> _Task_
Do not include the pictures; repeat the rest of the data exactly.

* begin Task input *

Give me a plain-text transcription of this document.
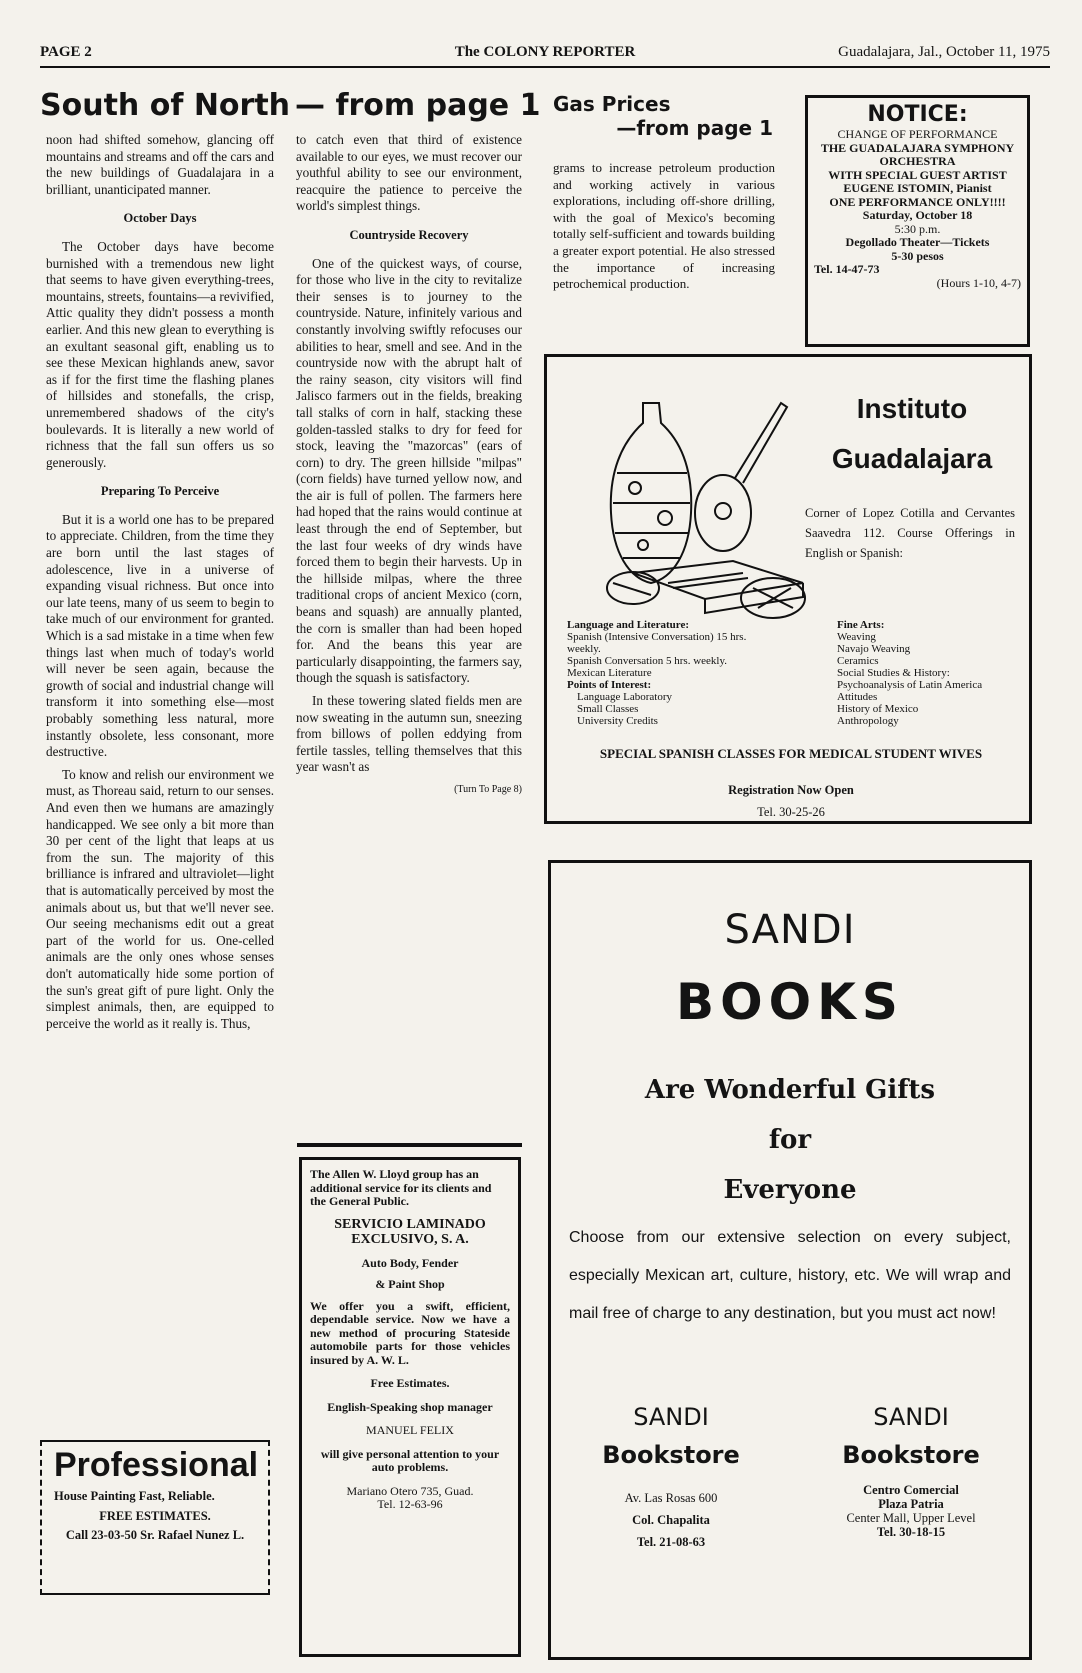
PAGE 2	The COLONY REPORTER	Guadalajara, Jal., October 11, 1975
South of North — from page 1

noon had shifted somehow, glancing off mountains and streams and off the cars and the new buildings of Guadalajara in a brilliant, unanticipated manner.

October Days

The October days have become burnished with a tremendous new light that seems to have given everything-trees, mountains, streets, fountains—a revivified, Attic quality they didn't possess a month earlier. And this new glean to everything is an exultant seasonal gift, enabling us to see these Mexican highlands anew, savor as if for the first time the flashing planes of hillsides and stonefalls, the crisp, unremembered shadows of the city's boulevards. It is literally a new world of richness that the fall sun offers us so generously.

Preparing To Perceive

But it is a world one has to be prepared to appreciate. Children, from the time they are born until the last stages of adolescence, live in a universe of expanding visual richness. But once into our late teens, many of us seem to begin to take much of our environment for granted. Which is a sad mistake in a time when few things last when much of today's world will never be seen again, because the growth of social and industrial change will transform it into something else—most probably something less natural, more instantly obsolete, less consonant, more destructive.

To know and relish our environment we must, as Thoreau said, return to our senses. And even then we humans are amazingly handicapped. We see only a bit more than 30 per cent of the light that leaps at us from the sun. The majority of this brilliance is infrared and ultraviolet—light that is automatically perceived by most the animals about us, but that we'll never see. Our seeing mechanisms edit out a great part of the world for us. One-celled animals are the only ones whose senses don't automatically hide some portion of the sun's great gift of pure light. Only the simplest animals, then, are equipped to perceive the world as it really is. Thus,

to catch even that third of existence available to our eyes, we must recover our youthful ability to see our environment, reacquire the patience to perceive the world's simplest things.

Countryside Recovery

One of the quickest ways, of course, for those who live in the city to revitalize their senses is to journey to the countryside. Nature, infinitely various and constantly involving swiftly refocuses our abilities to hear, smell and see. And in the countryside now with the abrupt halt of the rainy season, city visitors will find Jalisco farmers out in the fields, breaking tall stalks of corn in half, stacking these golden-tassled stalks to dry for feed for stock, leaving the "mazorcas" (ears of corn) to dry. The green hillside "milpas" (corn fields) have turned yellow now, and the air is full of pollen. The farmers here had hoped that the rains would continue at least through the end of September, but the last four weeks of dry winds have forced them to begin their harvests. Up in the hillside milpas, where the three traditional crops of ancient Mexico (corn, beans and squash) are annually planted, the corn is smaller than had been hoped for. And the beans this year are particularly disappointing, the farmers say, though the squash is satisfactory.

In these towering slated fields men are now sweating in the autumn sun, sneezing from billows of pollen eddying from fertile tassles, telling themselves that this year wasn't as

(Turn To Page 8)
Gas Prices
—from page 1

grams to increase petroleum production and working actively in various explorations, including off-shore drilling, with the goal of Mexico's becoming totally self-sufficient and towards building a greater export potential. He also stressed the importance of increasing petrochemical production.

NOTICE:
CHANGE OF PERFORMANCE
THE GUADALAJARA SYMPHONY ORCHESTRA
WITH SPECIAL GUEST ARTIST
EUGENE ISTOMIN, Pianist
ONE PERFORMANCE ONLY!!!!
Saturday, October 18
5:30 p.m.
Degollado Theater—Tickets
5-30 pesos
Tel. 14-47-73
(Hours 1-10, 4-7)
Instituto
Guadalajara
Corner of Lopez Cotilla and Cervantes Saavedra 112. Course Offerings in English or Spanish:
Language and Literature:
Spanish (Intensive Conversation) 15 hrs. weekly.
Spanish Conversation 5 hrs. weekly.
Mexican Literature
Points of Interest:
Language Laboratory
Small Classes
University Credits
Fine Arts:
Weaving
Navajo Weaving
Ceramics
Social Studies & History:
Psychoanalysis of Latin America
Attitudes
History of Mexico
Anthropology
SPECIAL SPANISH CLASSES FOR MEDICAL STUDENT WIVES
Registration Now Open
Tel. 30-25-26
SANDI
BOOKS
Are Wonderful Gifts
for
Everyone
Choose from our extensive selection on every subject, especially Mexican art, culture, history, etc. We will wrap and mail free of charge to any destination, but you must act now!
SANDI
Bookstore
Av. Las Rosas 600
Col. Chapalita
Tel. 21-08-63
SANDI
Bookstore
Centro Comercial
Plaza Patria
Center Mall, Upper Level
Tel. 30-18-15
The Allen W. Lloyd group has an additional service for its clients and the General Public.
SERVICIO LAMINADO EXCLUSIVO, S. A.
Auto Body, Fender
& Paint Shop
We offer you a swift, efficient, dependable service. Now we have a new method of procuring Stateside automobile parts for those vehicles insured by A. W. L.
Free Estimates.
English-Speaking shop manager
MANUEL FELIX
will give personal attention to your auto problems.
Mariano Otero 735, Guad.
Tel. 12-63-96
Professional
House Painting Fast, Reliable.
FREE ESTIMATES.
Call 23-03-50 Sr. Rafael Nunez L.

* end Task input *

> _Written response_
Give me a plain-text transcription of this document.
PAGE 2	The COLONY REPORTER	Guadalajara, Jal., October 11, 1975
South of North — from page 1

noon had shifted somehow, glancing off mountains and streams and off the cars and the new buildings of Guadalajara in a brilliant, unanticipated manner.

October Days

The October days have become burnished with a tremendous new light that seems to have given everything-trees, mountains, streets, fountains—a revivified, Attic quality they didn't possess a month earlier. And this new glean to everything is an exultant seasonal gift, enabling us to see these Mexican highlands anew, savor as if for the first time the flashing planes of hillsides and stonefalls, the crisp, unremembered shadows of the city's boulevards. It is literally a new world of richness that the fall sun offers us so generously.

Preparing To Perceive

But it is a world one has to be prepared to appreciate. Children, from the time they are born until the last stages of adolescence, live in a universe of expanding visual richness. But once into our late teens, many of us seem to begin to take much of our environment for granted. Which is a sad mistake in a time when few things last when much of today's world will never be seen again, because the growth of social and industrial change will transform it into something else—most probably something less natural, more instantly obsolete, less consonant, more destructive.

To know and relish our environment we must, as Thoreau said, return to our senses. And even then we humans are amazingly handicapped. We see only a bit more than 30 per cent of the light that leaps at us from the sun. The majority of this brilliance is infrared and ultraviolet—light that is automatically perceived by most the animals about us, but that we'll never see. Our seeing mechanisms edit out a great part of the world for us. One-celled animals are the only ones whose senses don't automatically hide some portion of the sun's great gift of pure light. Only the simplest animals, then, are equipped to perceive the world as it really is. Thus,

to catch even that third of existence available to our eyes, we must recover our youthful ability to see our environment, reacquire the patience to perceive the world's simplest things.

Countryside Recovery

One of the quickest ways, of course, for those who live in the city to revitalize their senses is to journey to the countryside. Nature, infinitely various and constantly involving swiftly refocuses our abilities to hear, smell and see. And in the countryside now with the abrupt halt of the rainy season, city visitors will find Jalisco farmers out in the fields, breaking tall stalks of corn in half, stacking these golden-tassled stalks to dry for feed for stock, leaving the "mazorcas" (ears of corn) to dry. The green hillside "milpas" (corn fields) have turned yellow now, and the air is full of pollen. The farmers here had hoped that the rains would continue at least through the end of September, but the last four weeks of dry winds have forced them to begin their harvests. Up in the hillside milpas, where the three traditional crops of ancient Mexico (corn, beans and squash) are annually planted, the corn is smaller than had been hoped for. And the beans this year are particularly disappointing, the farmers say, though the squash is satisfactory.

In these towering slated fields men are now sweating in the autumn sun, sneezing from billows of pollen eddying from fertile tassles, telling themselves that this year wasn't as

(Turn To Page 8)
Gas Prices
—from page 1

grams to increase petroleum production and working actively in various explorations, including off-shore drilling, with the goal of Mexico's becoming totally self-sufficient and towards building a greater export potential. He also stressed the importance of increasing petrochemical production.

NOTICE:
CHANGE OF PERFORMANCE
THE GUADALAJARA SYMPHONY ORCHESTRA
WITH SPECIAL GUEST ARTIST
EUGENE ISTOMIN, Pianist
ONE PERFORMANCE ONLY!!!!
Saturday, October 18
5:30 p.m.
Degollado Theater—Tickets
5-30 pesos
Tel. 14-47-73
(Hours 1-10, 4-7)
Instituto
Guadalajara
Corner of Lopez Cotilla and Cervantes Saavedra 112. Course Offerings in English or Spanish:
Language and Literature:
Spanish (Intensive Conversation) 15 hrs. weekly.
Spanish Conversation 5 hrs. weekly.
Mexican Literature
Points of Interest:
Language Laboratory
Small Classes
University Credits
Fine Arts:
Weaving
Navajo Weaving
Ceramics
Social Studies & History:
Psychoanalysis of Latin America
Attitudes
History of Mexico
Anthropology
SPECIAL SPANISH CLASSES FOR MEDICAL STUDENT WIVES
Registration Now Open
Tel. 30-25-26
SANDI
BOOKS
Are Wonderful Gifts
for
Everyone
Choose from our extensive selection on every subject, especially Mexican art, culture, history, etc. We will wrap and mail free of charge to any destination, but you must act now!
SANDI
Bookstore
Av. Las Rosas 600
Col. Chapalita
Tel. 21-08-63
SANDI
Bookstore
Centro Comercial
Plaza Patria
Center Mall, Upper Level
Tel. 30-18-15
The Allen W. Lloyd group has an additional service for its clients and the General Public.
SERVICIO LAMINADO EXCLUSIVO, S. A.
Auto Body, Fender
& Paint Shop
We offer you a swift, efficient, dependable service. Now we have a new method of procuring Stateside automobile parts for those vehicles insured by A. W. L.
Free Estimates.
English-Speaking shop manager
MANUEL FELIX
will give personal attention to your auto problems.
Mariano Otero 735, Guad.
Tel. 12-63-96
Professional
House Painting Fast, Reliable.
FREE ESTIMATES.
Call 23-03-50 Sr. Rafael Nunez L.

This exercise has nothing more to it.